- Requirement -
Extract every line below, verbatim.

- Supplied data -
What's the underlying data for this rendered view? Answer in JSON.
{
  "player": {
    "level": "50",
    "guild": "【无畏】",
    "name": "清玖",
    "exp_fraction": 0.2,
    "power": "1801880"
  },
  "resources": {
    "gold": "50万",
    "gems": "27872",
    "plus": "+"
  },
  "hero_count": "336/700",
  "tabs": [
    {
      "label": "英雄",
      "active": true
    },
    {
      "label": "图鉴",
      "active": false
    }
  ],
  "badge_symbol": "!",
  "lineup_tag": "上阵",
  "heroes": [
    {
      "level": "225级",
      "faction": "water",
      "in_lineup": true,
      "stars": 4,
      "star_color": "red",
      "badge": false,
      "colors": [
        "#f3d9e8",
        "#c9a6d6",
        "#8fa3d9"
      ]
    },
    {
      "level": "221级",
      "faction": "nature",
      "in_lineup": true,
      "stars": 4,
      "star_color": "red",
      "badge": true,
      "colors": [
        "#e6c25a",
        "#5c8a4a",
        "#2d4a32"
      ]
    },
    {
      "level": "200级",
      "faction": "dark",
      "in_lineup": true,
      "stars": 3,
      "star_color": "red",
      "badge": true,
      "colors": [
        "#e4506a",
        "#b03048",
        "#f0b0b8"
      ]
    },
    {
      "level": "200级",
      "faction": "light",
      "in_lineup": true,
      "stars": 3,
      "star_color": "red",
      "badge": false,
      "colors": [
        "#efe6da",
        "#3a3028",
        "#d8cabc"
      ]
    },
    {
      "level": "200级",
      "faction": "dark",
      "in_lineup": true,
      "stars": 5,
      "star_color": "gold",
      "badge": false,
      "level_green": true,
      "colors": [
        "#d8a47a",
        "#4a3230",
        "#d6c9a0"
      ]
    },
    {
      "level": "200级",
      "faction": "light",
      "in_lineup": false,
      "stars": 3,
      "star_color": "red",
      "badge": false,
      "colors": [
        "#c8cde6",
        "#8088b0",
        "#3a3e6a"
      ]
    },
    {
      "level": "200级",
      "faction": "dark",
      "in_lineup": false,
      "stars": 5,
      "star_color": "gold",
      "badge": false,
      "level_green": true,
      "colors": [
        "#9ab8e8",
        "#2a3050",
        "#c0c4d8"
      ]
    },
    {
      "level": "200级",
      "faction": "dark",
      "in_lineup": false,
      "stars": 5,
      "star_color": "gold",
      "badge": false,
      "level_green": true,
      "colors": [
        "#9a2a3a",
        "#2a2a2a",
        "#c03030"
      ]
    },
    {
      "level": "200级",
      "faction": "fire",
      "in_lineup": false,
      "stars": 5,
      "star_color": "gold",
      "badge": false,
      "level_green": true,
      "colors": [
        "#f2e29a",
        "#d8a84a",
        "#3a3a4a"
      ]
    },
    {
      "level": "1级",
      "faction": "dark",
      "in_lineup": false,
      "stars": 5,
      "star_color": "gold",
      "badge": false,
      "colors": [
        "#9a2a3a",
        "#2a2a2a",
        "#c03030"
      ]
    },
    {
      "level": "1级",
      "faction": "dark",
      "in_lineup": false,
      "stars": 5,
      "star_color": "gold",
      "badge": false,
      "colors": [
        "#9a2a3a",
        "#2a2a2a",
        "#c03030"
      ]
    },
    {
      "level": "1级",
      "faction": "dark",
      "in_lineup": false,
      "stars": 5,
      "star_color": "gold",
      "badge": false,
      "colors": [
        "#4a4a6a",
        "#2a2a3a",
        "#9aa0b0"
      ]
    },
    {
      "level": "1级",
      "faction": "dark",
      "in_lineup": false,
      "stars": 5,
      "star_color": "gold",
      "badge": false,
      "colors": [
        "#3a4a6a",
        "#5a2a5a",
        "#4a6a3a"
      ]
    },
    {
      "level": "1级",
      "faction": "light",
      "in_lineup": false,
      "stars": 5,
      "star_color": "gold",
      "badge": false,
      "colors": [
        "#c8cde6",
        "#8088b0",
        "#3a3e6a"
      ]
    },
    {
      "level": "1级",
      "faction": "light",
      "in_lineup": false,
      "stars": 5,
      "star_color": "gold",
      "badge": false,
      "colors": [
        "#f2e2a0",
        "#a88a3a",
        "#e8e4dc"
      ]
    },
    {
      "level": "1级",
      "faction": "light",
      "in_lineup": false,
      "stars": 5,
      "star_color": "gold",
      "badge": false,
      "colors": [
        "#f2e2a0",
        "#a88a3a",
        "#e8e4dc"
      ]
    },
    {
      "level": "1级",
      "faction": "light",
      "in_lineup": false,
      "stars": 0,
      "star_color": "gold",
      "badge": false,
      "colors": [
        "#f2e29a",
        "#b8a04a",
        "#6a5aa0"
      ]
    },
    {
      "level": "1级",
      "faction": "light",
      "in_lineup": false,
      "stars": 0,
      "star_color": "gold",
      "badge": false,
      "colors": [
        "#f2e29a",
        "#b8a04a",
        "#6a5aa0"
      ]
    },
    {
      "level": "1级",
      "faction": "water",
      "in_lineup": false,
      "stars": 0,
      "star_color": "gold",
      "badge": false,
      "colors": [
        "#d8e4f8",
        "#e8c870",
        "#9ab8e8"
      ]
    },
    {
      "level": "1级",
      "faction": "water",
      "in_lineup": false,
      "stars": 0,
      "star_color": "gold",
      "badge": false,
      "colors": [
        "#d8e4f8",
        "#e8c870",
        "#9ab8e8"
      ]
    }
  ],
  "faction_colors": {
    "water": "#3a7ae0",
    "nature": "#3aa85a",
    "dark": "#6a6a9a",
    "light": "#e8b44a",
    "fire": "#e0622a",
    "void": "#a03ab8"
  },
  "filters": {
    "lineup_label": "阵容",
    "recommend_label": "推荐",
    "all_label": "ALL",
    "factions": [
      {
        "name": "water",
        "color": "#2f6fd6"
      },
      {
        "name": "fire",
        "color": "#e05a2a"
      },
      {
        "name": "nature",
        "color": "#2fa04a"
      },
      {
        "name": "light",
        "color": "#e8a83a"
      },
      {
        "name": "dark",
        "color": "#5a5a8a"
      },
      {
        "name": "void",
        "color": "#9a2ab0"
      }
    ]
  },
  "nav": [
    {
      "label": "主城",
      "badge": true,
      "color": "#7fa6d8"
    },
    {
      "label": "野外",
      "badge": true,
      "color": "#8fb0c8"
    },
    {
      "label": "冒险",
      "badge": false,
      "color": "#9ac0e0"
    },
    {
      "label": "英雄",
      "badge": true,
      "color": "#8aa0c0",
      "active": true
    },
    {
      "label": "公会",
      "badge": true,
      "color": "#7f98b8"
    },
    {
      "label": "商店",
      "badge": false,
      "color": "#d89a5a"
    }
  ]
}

- Response below -
What's the underlying data for this rendered view? Answer in JSON.
{
  "player": {
    "level": "50",
    "guild": "【无畏】",
    "name": "清玖",
    "exp_fraction": 0.2,
    "power": "1801880"
  },
  "resources": {
    "gold": "50万",
    "gems": "27872",
    "plus": "+"
  },
  "hero_count": "336/700",
  "tabs": [
    {
      "label": "英雄",
      "active": true
    },
    {
      "label": "图鉴",
      "active": false
    }
  ],
  "badge_symbol": "!",
  "lineup_tag": "上阵",
  "heroes": [
    {
      "level": "225级",
      "faction": "water",
      "in_lineup": true,
      "stars": 4,
      "star_color": "red",
      "badge": false,
      "colors": [
        "#f3d9e8",
        "#c9a6d6",
        "#8fa3d9"
      ]
    },
    {
      "level": "221级",
      "faction": "nature",
      "in_lineup": true,
      "stars": 4,
      "star_color": "red",
      "badge": true,
      "colors": [
        "#e6c25a",
        "#5c8a4a",
        "#2d4a32"
      ]
    },
    {
      "level": "200级",
      "faction": "dark",
      "in_lineup": true,
      "stars": 3,
      "star_color": "red",
      "badge": true,
      "colors": [
        "#e4506a",
        "#b03048",
        "#f0b0b8"
      ]
    },
    {
      "level": "200级",
      "faction": "light",
      "in_lineup": true,
      "stars": 3,
      "star_color": "red",
      "badge": false,
      "colors": [
        "#efe6da",
        "#3a3028",
        "#d8cabc"
      ]
    },
    {
      "level": "200级",
      "faction": "dark",
      "in_lineup": true,
      "stars": 5,
      "star_color": "gold",
      "badge": false,
      "level_green": true,
      "colors": [
        "#d8a47a",
        "#4a3230",
        "#d6c9a0"
      ]
    },
    {
      "level": "200级",
      "faction": "light",
      "in_lineup": false,
      "stars": 3,
      "star_color": "red",
      "badge": false,
      "colors": [
        "#c8cde6",
        "#8088b0",
        "#3a3e6a"
      ]
    },
    {
      "level": "200级",
      "faction": "dark",
      "in_lineup": false,
      "stars": 5,
      "star_color": "gold",
      "badge": false,
      "level_green": true,
      "colors": [
        "#9ab8e8",
        "#2a3050",
        "#c0c4d8"
      ]
    },
    {
      "level": "200级",
      "faction": "dark",
      "in_lineup": false,
      "stars": 5,
      "star_color": "gold",
      "badge": false,
      "level_green": true,
      "colors": [
        "#9a2a3a",
        "#2a2a2a",
        "#c03030"
      ]
    },
    {
      "level": "200级",
      "faction": "fire",
      "in_lineup": false,
      "stars": 5,
      "star_color": "gold",
      "badge": false,
      "level_green": true,
      "colors": [
        "#f2e29a",
        "#d8a84a",
        "#3a3a4a"
      ]
    },
    {
      "level": "1级",
      "faction": "dark",
      "in_lineup": false,
      "stars": 5,
      "star_color": "gold",
      "badge": false,
      "colors": [
        "#9a2a3a",
        "#2a2a2a",
        "#c03030"
      ]
    },
    {
      "level": "1级",
      "faction": "dark",
      "in_lineup": false,
      "stars": 5,
      "star_color": "gold",
      "badge": false,
      "colors": [
        "#9a2a3a",
        "#2a2a2a",
        "#c03030"
      ]
    },
    {
      "level": "1级",
      "faction": "dark",
      "in_lineup": false,
      "stars": 5,
      "star_color": "gold",
      "badge": false,
      "colors": [
        "#4a4a6a",
        "#2a2a3a",
        "#9aa0b0"
      ]
    },
    {
      "level": "1级",
      "faction": "dark",
      "in_lineup": false,
      "stars": 5,
      "star_color": "gold",
      "badge": false,
      "colors": [
        "#3a4a6a",
        "#5a2a5a",
        "#4a6a3a"
      ]
    },
    {
      "level": "1级",
      "faction": "light",
      "in_lineup": false,
      "stars": 5,
      "star_color": "gold",
      "badge": false,
      "colors": [
        "#c8cde6",
        "#8088b0",
        "#3a3e6a"
      ]
    },
    {
      "level": "1级",
      "faction": "light",
      "in_lineup": false,
      "stars": 5,
      "star_color": "gold",
      "badge": false,
      "colors": [
        "#f2e2a0",
        "#a88a3a",
        "#e8e4dc"
      ]
    },
    {
      "level": "1级",
      "faction": "light",
      "in_lineup": false,
      "stars": 5,
      "star_color": "gold",
      "badge": false,
      "colors": [
        "#f2e2a0",
        "#a88a3a",
        "#e8e4dc"
      ]
    },
    {
      "level": "1级",
      "faction": "light",
      "in_lineup": false,
      "stars": 0,
      "star_color": "gold",
      "badge": false,
      "colors": [
        "#f2e29a",
        "#b8a04a",
        "#6a5aa0"
      ]
    },
    {
      "level": "1级",
      "faction": "light",
      "in_lineup": false,
      "stars": 0,
      "star_color": "gold",
      "badge": false,
      "colors": [
        "#f2e29a",
        "#b8a04a",
        "#6a5aa0"
      ]
    },
    {
      "level": "1级",
      "faction": "water",
      "in_lineup": false,
      "stars": 0,
      "star_color": "gold",
      "badge": false,
      "colors": [
        "#d8e4f8",
        "#e8c870",
        "#9ab8e8"
      ]
    },
    {
      "level": "1级",
      "faction": "water",
      "in_lineup": false,
      "stars": 0,
      "star_color": "gold",
      "badge": false,
      "colors": [
        "#d8e4f8",
        "#e8c870",
        "#9ab8e8"
      ]
    }
  ],
  "faction_colors": {
    "water": "#3a7ae0",
    "nature": "#3aa85a",
    "dark": "#6a6a9a",
    "light": "#e8b44a",
    "fire": "#e0622a",
    "void": "#a03ab8"
  },
  "filters": {
    "lineup_label": "阵容",
    "recommend_label": "推荐",
    "all_label": "ALL",
    "factions": [
      {
        "name": "water",
        "color": "#2f6fd6"
      },
      {
        "name": "fire",
        "color": "#e05a2a"
      },
      {
        "name": "nature",
        "color": "#2fa04a"
      },
      {
        "name": "light",
        "color": "#e8a83a"
      },
      {
        "name": "dark",
        "color": "#5a5a8a"
      },
      {
        "name": "void",
        "color": "#9a2ab0"
      }
    ]
  },
  "nav": [
    {
      "label": "主城",
      "badge": true,
      "color": "#7fa6d8"
    },
    {
      "label": "野外",
      "badge": true,
      "color": "#8fb0c8"
    },
    {
      "label": "冒险",
      "badge": false,
      "color": "#9ac0e0"
    },
    {
      "label": "英雄",
      "badge": true,
      "color": "#8aa0c0",
      "active": true
    },
    {
      "label": "公会",
      "badge": true,
      "color": "#7f98b8"
    },
    {
      "label": "商店",
      "badge": false,
      "color": "#d89a5a"
    }
  ]
}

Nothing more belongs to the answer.